Data entries:
+--
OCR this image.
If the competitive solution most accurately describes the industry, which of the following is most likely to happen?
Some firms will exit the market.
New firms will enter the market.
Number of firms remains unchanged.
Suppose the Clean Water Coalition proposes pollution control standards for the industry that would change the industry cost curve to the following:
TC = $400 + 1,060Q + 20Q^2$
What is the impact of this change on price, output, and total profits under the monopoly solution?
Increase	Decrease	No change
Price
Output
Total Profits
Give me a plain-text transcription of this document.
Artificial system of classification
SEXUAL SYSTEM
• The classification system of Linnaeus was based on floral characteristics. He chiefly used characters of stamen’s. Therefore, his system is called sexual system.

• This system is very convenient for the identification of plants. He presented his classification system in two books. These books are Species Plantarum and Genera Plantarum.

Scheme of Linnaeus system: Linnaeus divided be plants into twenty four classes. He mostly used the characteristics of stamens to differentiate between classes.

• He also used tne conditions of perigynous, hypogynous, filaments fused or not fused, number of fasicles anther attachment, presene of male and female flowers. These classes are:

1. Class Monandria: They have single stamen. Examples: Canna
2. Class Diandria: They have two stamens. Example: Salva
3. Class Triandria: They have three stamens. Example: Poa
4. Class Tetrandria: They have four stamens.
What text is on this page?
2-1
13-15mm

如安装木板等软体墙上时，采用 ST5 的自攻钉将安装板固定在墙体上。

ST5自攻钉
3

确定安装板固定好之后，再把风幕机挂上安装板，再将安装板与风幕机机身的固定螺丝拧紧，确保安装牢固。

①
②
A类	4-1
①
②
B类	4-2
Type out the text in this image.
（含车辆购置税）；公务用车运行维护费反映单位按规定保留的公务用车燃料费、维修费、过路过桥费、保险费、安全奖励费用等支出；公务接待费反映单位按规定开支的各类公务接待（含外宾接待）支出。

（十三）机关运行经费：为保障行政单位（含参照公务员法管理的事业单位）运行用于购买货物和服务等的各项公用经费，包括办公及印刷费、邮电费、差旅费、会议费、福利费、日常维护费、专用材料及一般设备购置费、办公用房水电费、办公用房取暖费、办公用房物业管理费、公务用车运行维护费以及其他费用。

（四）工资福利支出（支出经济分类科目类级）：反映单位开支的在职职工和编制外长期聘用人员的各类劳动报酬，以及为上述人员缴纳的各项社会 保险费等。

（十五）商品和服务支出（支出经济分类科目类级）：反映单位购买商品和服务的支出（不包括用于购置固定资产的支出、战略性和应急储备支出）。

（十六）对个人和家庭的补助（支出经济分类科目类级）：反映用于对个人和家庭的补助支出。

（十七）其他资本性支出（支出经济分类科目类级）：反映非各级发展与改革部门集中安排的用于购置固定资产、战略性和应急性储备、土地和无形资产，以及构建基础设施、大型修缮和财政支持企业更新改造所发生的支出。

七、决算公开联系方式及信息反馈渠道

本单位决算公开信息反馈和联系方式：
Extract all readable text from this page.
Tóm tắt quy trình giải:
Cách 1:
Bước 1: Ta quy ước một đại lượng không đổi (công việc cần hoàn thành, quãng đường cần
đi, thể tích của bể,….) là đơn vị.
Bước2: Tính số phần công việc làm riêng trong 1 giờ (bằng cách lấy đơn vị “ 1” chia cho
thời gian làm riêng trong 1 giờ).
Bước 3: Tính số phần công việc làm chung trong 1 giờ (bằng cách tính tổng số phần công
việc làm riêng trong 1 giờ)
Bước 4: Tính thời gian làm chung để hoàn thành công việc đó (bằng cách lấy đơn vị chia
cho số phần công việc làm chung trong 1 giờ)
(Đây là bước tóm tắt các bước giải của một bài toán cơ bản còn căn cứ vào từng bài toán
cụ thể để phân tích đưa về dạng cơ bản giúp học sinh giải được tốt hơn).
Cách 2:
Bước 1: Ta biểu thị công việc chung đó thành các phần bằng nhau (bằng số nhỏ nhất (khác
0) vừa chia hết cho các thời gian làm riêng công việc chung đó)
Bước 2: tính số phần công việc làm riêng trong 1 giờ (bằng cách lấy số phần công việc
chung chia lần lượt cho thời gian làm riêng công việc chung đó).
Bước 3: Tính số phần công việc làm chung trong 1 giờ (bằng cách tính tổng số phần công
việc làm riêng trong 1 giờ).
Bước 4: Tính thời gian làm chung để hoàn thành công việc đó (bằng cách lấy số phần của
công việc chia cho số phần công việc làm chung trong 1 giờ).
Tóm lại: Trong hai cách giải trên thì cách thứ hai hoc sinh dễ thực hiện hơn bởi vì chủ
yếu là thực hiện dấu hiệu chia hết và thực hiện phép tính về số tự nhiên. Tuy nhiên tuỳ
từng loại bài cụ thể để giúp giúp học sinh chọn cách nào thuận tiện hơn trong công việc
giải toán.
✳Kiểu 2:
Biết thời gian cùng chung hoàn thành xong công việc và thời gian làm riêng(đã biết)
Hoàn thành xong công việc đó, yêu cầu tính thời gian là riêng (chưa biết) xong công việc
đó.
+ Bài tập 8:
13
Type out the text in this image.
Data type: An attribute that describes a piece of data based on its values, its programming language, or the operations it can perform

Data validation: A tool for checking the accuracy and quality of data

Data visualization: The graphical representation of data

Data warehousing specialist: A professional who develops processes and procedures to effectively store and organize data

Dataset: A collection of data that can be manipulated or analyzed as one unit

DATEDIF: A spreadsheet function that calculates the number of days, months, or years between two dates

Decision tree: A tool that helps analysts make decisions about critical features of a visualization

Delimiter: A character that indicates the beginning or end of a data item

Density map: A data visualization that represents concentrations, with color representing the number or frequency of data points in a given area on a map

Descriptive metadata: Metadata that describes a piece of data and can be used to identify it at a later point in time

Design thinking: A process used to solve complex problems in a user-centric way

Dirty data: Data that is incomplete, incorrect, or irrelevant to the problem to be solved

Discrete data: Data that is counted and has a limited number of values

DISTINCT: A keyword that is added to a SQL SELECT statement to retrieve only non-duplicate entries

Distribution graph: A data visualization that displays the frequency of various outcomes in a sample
+--
AIM: Take the entries and copy them out exactly.

TASK OUTPUT:
OCR this image.
If the competitive solution most accurately describes the industry, which of the following is most likely to happen?
Some firms will exit the market.
New firms will enter the market.
Number of firms remains unchanged.
Suppose the Clean Water Coalition proposes pollution control standards for the industry that would change the industry cost curve to the following:
TC = $400 + 1,060Q + 20Q^2$
What is the impact of this change on price, output, and total profits under the monopoly solution?
Increase	Decrease	No change
Price
Output
Total Profits
Give me a plain-text transcription of this document.
Artificial system of classification
SEXUAL SYSTEM
• The classification system of Linnaeus was based on floral characteristics. He chiefly used characters of stamen’s. Therefore, his system is called sexual system.

• This system is very convenient for the identification of plants. He presented his classification system in two books. These books are Species Plantarum and Genera Plantarum.

Scheme of Linnaeus system: Linnaeus divided be plants into twenty four classes. He mostly used the characteristics of stamens to differentiate between classes.

• He also used tne conditions of perigynous, hypogynous, filaments fused or not fused, number of fasicles anther attachment, presene of male and female flowers. These classes are:

1. Class Monandria: They have single stamen. Examples: Canna
2. Class Diandria: They have two stamens. Example: Salva
3. Class Triandria: They have three stamens. Example: Poa
4. Class Tetrandria: They have four stamens.
What text is on this page?
2-1
13-15mm

如安装木板等软体墙上时，采用 ST5 的自攻钉将安装板固定在墙体上。

ST5自攻钉
3

确定安装板固定好之后，再把风幕机挂上安装板，再将安装板与风幕机机身的固定螺丝拧紧，确保安装牢固。

①
②
A类	4-1
①
②
B类	4-2
Type out the text in this image.
（含车辆购置税）；公务用车运行维护费反映单位按规定保留的公务用车燃料费、维修费、过路过桥费、保险费、安全奖励费用等支出；公务接待费反映单位按规定开支的各类公务接待（含外宾接待）支出。

（十三）机关运行经费：为保障行政单位（含参照公务员法管理的事业单位）运行用于购买货物和服务等的各项公用经费，包括办公及印刷费、邮电费、差旅费、会议费、福利费、日常维护费、专用材料及一般设备购置费、办公用房水电费、办公用房取暖费、办公用房物业管理费、公务用车运行维护费以及其他费用。

（四）工资福利支出（支出经济分类科目类级）：反映单位开支的在职职工和编制外长期聘用人员的各类劳动报酬，以及为上述人员缴纳的各项社会 保险费等。

（十五）商品和服务支出（支出经济分类科目类级）：反映单位购买商品和服务的支出（不包括用于购置固定资产的支出、战略性和应急储备支出）。

（十六）对个人和家庭的补助（支出经济分类科目类级）：反映用于对个人和家庭的补助支出。

（十七）其他资本性支出（支出经济分类科目类级）：反映非各级发展与改革部门集中安排的用于购置固定资产、战略性和应急性储备、土地和无形资产，以及构建基础设施、大型修缮和财政支持企业更新改造所发生的支出。

七、决算公开联系方式及信息反馈渠道

本单位决算公开信息反馈和联系方式：
Extract all readable text from this page.
Tóm tắt quy trình giải:
Cách 1:
Bước 1: Ta quy ước một đại lượng không đổi (công việc cần hoàn thành, quãng đường cần
đi, thể tích của bể,….) là đơn vị.
Bước2: Tính số phần công việc làm riêng trong 1 giờ (bằng cách lấy đơn vị “ 1” chia cho
thời gian làm riêng trong 1 giờ).
Bước 3: Tính số phần công việc làm chung trong 1 giờ (bằng cách tính tổng số phần công
việc làm riêng trong 1 giờ)
Bước 4: Tính thời gian làm chung để hoàn thành công việc đó (bằng cách lấy đơn vị chia
cho số phần công việc làm chung trong 1 giờ)
(Đây là bước tóm tắt các bước giải của một bài toán cơ bản còn căn cứ vào từng bài toán
cụ thể để phân tích đưa về dạng cơ bản giúp học sinh giải được tốt hơn).
Cách 2:
Bước 1: Ta biểu thị công việc chung đó thành các phần bằng nhau (bằng số nhỏ nhất (khác
0) vừa chia hết cho các thời gian làm riêng công việc chung đó)
Bước 2: tính số phần công việc làm riêng trong 1 giờ (bằng cách lấy số phần công việc
chung chia lần lượt cho thời gian làm riêng công việc chung đó).
Bước 3: Tính số phần công việc làm chung trong 1 giờ (bằng cách tính tổng số phần công
việc làm riêng trong 1 giờ).
Bước 4: Tính thời gian làm chung để hoàn thành công việc đó (bằng cách lấy số phần của
công việc chia cho số phần công việc làm chung trong 1 giờ).
Tóm lại: Trong hai cách giải trên thì cách thứ hai hoc sinh dễ thực hiện hơn bởi vì chủ
yếu là thực hiện dấu hiệu chia hết và thực hiện phép tính về số tự nhiên. Tuy nhiên tuỳ
từng loại bài cụ thể để giúp giúp học sinh chọn cách nào thuận tiện hơn trong công việc
giải toán.
✳Kiểu 2:
Biết thời gian cùng chung hoàn thành xong công việc và thời gian làm riêng(đã biết)
Hoàn thành xong công việc đó, yêu cầu tính thời gian là riêng (chưa biết) xong công việc
đó.
+ Bài tập 8:
13
Type out the text in this image.
Data type: An attribute that describes a piece of data based on its values, its programming language, or the operations it can perform

Data validation: A tool for checking the accuracy and quality of data

Data visualization: The graphical representation of data

Data warehousing specialist: A professional who develops processes and procedures to effectively store and organize data

Dataset: A collection of data that can be manipulated or analyzed as one unit

DATEDIF: A spreadsheet function that calculates the number of days, months, or years between two dates

Decision tree: A tool that helps analysts make decisions about critical features of a visualization

Delimiter: A character that indicates the beginning or end of a data item

Density map: A data visualization that represents concentrations, with color representing the number or frequency of data points in a given area on a map

Descriptive metadata: Metadata that describes a piece of data and can be used to identify it at a later point in time

Design thinking: A process used to solve complex problems in a user-centric way

Dirty data: Data that is incomplete, incorrect, or irrelevant to the problem to be solved

Discrete data: Data that is counted and has a limited number of values

DISTINCT: A keyword that is added to a SQL SELECT statement to retrieve only non-duplicate entries

Distribution graph: A data visualization that displays the frequency of various outcomes in a sample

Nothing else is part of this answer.